> **TO DO**: Leave the pictures out, and retype all of the material exactly as written.

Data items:
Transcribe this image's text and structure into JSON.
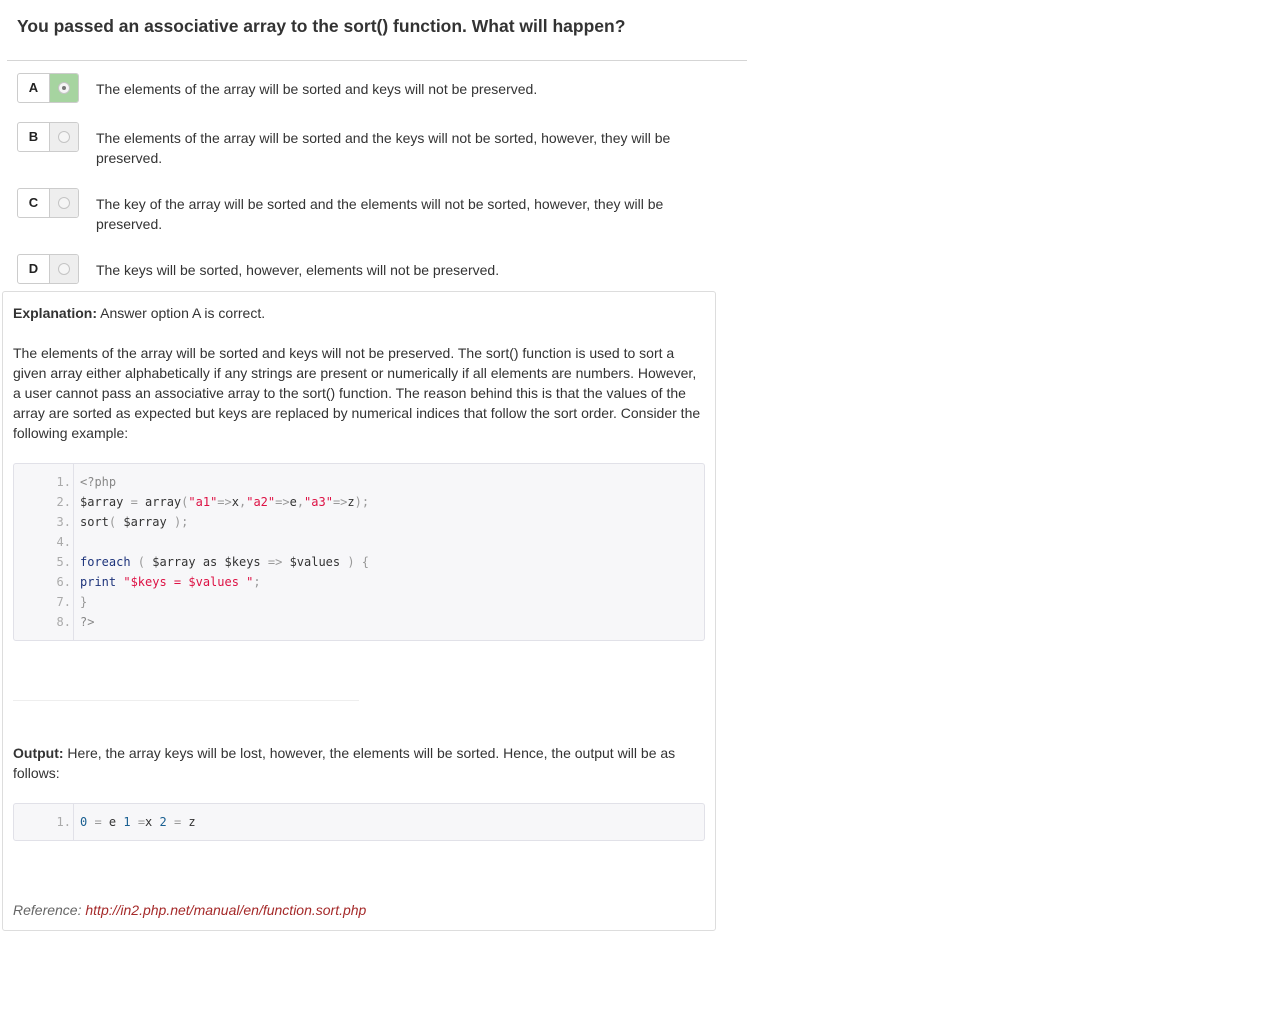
{
  "question": {
    "title": "You passed an associative array to the sort() function. What will happen?"
  },
  "options": [
    {
      "letter": "A",
      "text": "The elements of the array will be sorted and keys will not be preserved.",
      "selected": true
    },
    {
      "letter": "B",
      "text": "The elements of the array will be sorted and the keys will not be sorted, however, they will be preserved.",
      "selected": false
    },
    {
      "letter": "C",
      "text": "The key of the array will be sorted and the elements will not be sorted, however, they will be preserved.",
      "selected": false
    },
    {
      "letter": "D",
      "text": "The keys will be sorted, however, elements will not be preserved.",
      "selected": false
    }
  ],
  "explanation": {
    "label": "Explanation:",
    "summary": "Answer option A is correct.",
    "body_lines": [
      "The elements of the array will be sorted and keys will not be preserved. The sort() function is used to sort a",
      "given array either alphabetically if any strings are present or numerically if all elements are numbers. However,",
      "a user cannot pass an associative array to the sort() function. The reason behind this is that the values of the",
      "array are sorted as expected but keys are replaced by numerical indices that follow the sort order. Consider the",
      "following example:"
    ],
    "code_lines": [
      {
        "n": "1.",
        "tokens": [
          [
            "tk-grey",
            "<?php"
          ]
        ]
      },
      {
        "n": "2.",
        "tokens": [
          [
            "tk-pln",
            "$array "
          ],
          [
            "tk-pun",
            "= "
          ],
          [
            "tk-pln",
            "array"
          ],
          [
            "tk-pun",
            "("
          ],
          [
            "tk-str",
            "\"a1\""
          ],
          [
            "tk-pun",
            "=>"
          ],
          [
            "tk-pln",
            "x"
          ],
          [
            "tk-pun",
            ","
          ],
          [
            "tk-str",
            "\"a2\""
          ],
          [
            "tk-pun",
            "=>"
          ],
          [
            "tk-pln",
            "e"
          ],
          [
            "tk-pun",
            ","
          ],
          [
            "tk-str",
            "\"a3\""
          ],
          [
            "tk-pun",
            "=>"
          ],
          [
            "tk-pln",
            "z"
          ],
          [
            "tk-pun",
            ");"
          ]
        ]
      },
      {
        "n": "3.",
        "tokens": [
          [
            "tk-pln",
            "sort"
          ],
          [
            "tk-pun",
            "( "
          ],
          [
            "tk-pln",
            "$array "
          ],
          [
            "tk-pun",
            ");"
          ]
        ]
      },
      {
        "n": "4.",
        "tokens": []
      },
      {
        "n": "5.",
        "tokens": [
          [
            "tk-kwd",
            "foreach "
          ],
          [
            "tk-pun",
            "( "
          ],
          [
            "tk-pln",
            "$array "
          ],
          [
            "tk-pln",
            "as "
          ],
          [
            "tk-pln",
            "$keys "
          ],
          [
            "tk-pun",
            "=> "
          ],
          [
            "tk-pln",
            "$values "
          ],
          [
            "tk-pun",
            ") {"
          ]
        ]
      },
      {
        "n": "6.",
        "tokens": [
          [
            "tk-kwd",
            "print "
          ],
          [
            "tk-str",
            "\"$keys = $values \""
          ],
          [
            "tk-pun",
            ";"
          ]
        ]
      },
      {
        "n": "7.",
        "tokens": [
          [
            "tk-pun",
            "}"
          ]
        ]
      },
      {
        "n": "8.",
        "tokens": [
          [
            "tk-grey",
            "?>"
          ]
        ]
      }
    ]
  },
  "output": {
    "label": "Output:",
    "lines": [
      "Here, the array keys will be lost, however, the elements will be sorted. Hence, the output will be as",
      "follows:"
    ],
    "code_lines": [
      {
        "n": "1.",
        "tokens": [
          [
            "tk-lit",
            "0 "
          ],
          [
            "tk-pun",
            "= "
          ],
          [
            "tk-pln",
            "e "
          ],
          [
            "tk-lit",
            "1 "
          ],
          [
            "tk-pun",
            "="
          ],
          [
            "tk-pln",
            "x "
          ],
          [
            "tk-lit",
            "2 "
          ],
          [
            "tk-pun",
            "= "
          ],
          [
            "tk-pln",
            "z"
          ]
        ]
      }
    ]
  },
  "reference": {
    "label": "Reference:",
    "link_text": "http://in2.php.net/manual/en/function.sort.php"
  }
}
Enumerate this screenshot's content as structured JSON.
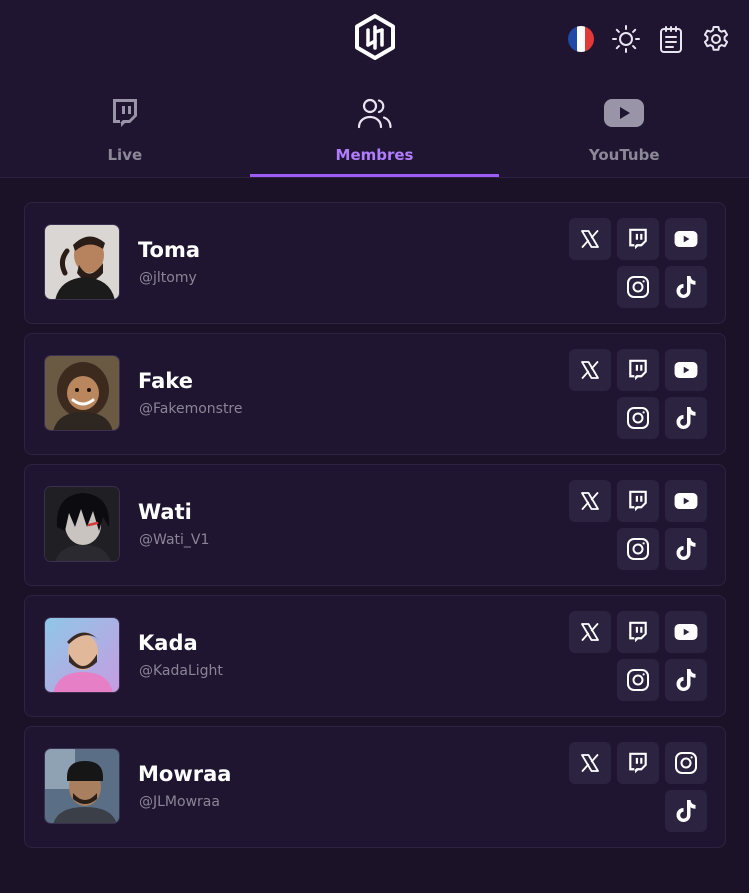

> **RESULT**:
Transcribe this image's text and structure into JSON.
{
  "question": {
    "title": "You passed an associative array to the sort() function. What will happen?"
  },
  "options": [
    {
      "letter": "A",
      "text": "The elements of the array will be sorted and keys will not be preserved.",
      "selected": true
    },
    {
      "letter": "B",
      "text": "The elements of the array will be sorted and the keys will not be sorted, however, they will be preserved.",
      "selected": false
    },
    {
      "letter": "C",
      "text": "The key of the array will be sorted and the elements will not be sorted, however, they will be preserved.",
      "selected": false
    },
    {
      "letter": "D",
      "text": "The keys will be sorted, however, elements will not be preserved.",
      "selected": false
    }
  ],
  "explanation": {
    "label": "Explanation:",
    "summary": "Answer option A is correct.",
    "body_lines": [
      "The elements of the array will be sorted and keys will not be preserved. The sort() function is used to sort a",
      "given array either alphabetically if any strings are present or numerically if all elements are numbers. However,",
      "a user cannot pass an associative array to the sort() function. The reason behind this is that the values of the",
      "array are sorted as expected but keys are replaced by numerical indices that follow the sort order. Consider the",
      "following example:"
    ],
    "code_lines": [
      {
        "n": "1.",
        "tokens": [
          [
            "tk-grey",
            "<?php"
          ]
        ]
      },
      {
        "n": "2.",
        "tokens": [
          [
            "tk-pln",
            "$array "
          ],
          [
            "tk-pun",
            "= "
          ],
          [
            "tk-pln",
            "array"
          ],
          [
            "tk-pun",
            "("
          ],
          [
            "tk-str",
            "\"a1\""
          ],
          [
            "tk-pun",
            "=>"
          ],
          [
            "tk-pln",
            "x"
          ],
          [
            "tk-pun",
            ","
          ],
          [
            "tk-str",
            "\"a2\""
          ],
          [
            "tk-pun",
            "=>"
          ],
          [
            "tk-pln",
            "e"
          ],
          [
            "tk-pun",
            ","
          ],
          [
            "tk-str",
            "\"a3\""
          ],
          [
            "tk-pun",
            "=>"
          ],
          [
            "tk-pln",
            "z"
          ],
          [
            "tk-pun",
            ");"
          ]
        ]
      },
      {
        "n": "3.",
        "tokens": [
          [
            "tk-pln",
            "sort"
          ],
          [
            "tk-pun",
            "( "
          ],
          [
            "tk-pln",
            "$array "
          ],
          [
            "tk-pun",
            ");"
          ]
        ]
      },
      {
        "n": "4.",
        "tokens": []
      },
      {
        "n": "5.",
        "tokens": [
          [
            "tk-kwd",
            "foreach "
          ],
          [
            "tk-pun",
            "( "
          ],
          [
            "tk-pln",
            "$array "
          ],
          [
            "tk-pln",
            "as "
          ],
          [
            "tk-pln",
            "$keys "
          ],
          [
            "tk-pun",
            "=> "
          ],
          [
            "tk-pln",
            "$values "
          ],
          [
            "tk-pun",
            ") {"
          ]
        ]
      },
      {
        "n": "6.",
        "tokens": [
          [
            "tk-kwd",
            "print "
          ],
          [
            "tk-str",
            "\"$keys = $values \""
          ],
          [
            "tk-pun",
            ";"
          ]
        ]
      },
      {
        "n": "7.",
        "tokens": [
          [
            "tk-pun",
            "}"
          ]
        ]
      },
      {
        "n": "8.",
        "tokens": [
          [
            "tk-grey",
            "?>"
          ]
        ]
      }
    ]
  },
  "output": {
    "label": "Output:",
    "lines": [
      "Here, the array keys will be lost, however, the elements will be sorted. Hence, the output will be as",
      "follows:"
    ],
    "code_lines": [
      {
        "n": "1.",
        "tokens": [
          [
            "tk-lit",
            "0 "
          ],
          [
            "tk-pun",
            "= "
          ],
          [
            "tk-pln",
            "e "
          ],
          [
            "tk-lit",
            "1 "
          ],
          [
            "tk-pun",
            "="
          ],
          [
            "tk-pln",
            "x "
          ],
          [
            "tk-lit",
            "2 "
          ],
          [
            "tk-pun",
            "= "
          ],
          [
            "tk-pln",
            "z"
          ]
        ]
      }
    ]
  },
  "reference": {
    "label": "Reference:",
    "link_text": "http://in2.php.net/manual/en/function.sort.php"
  }
}
Enumerate this screenshot's content as structured JSON.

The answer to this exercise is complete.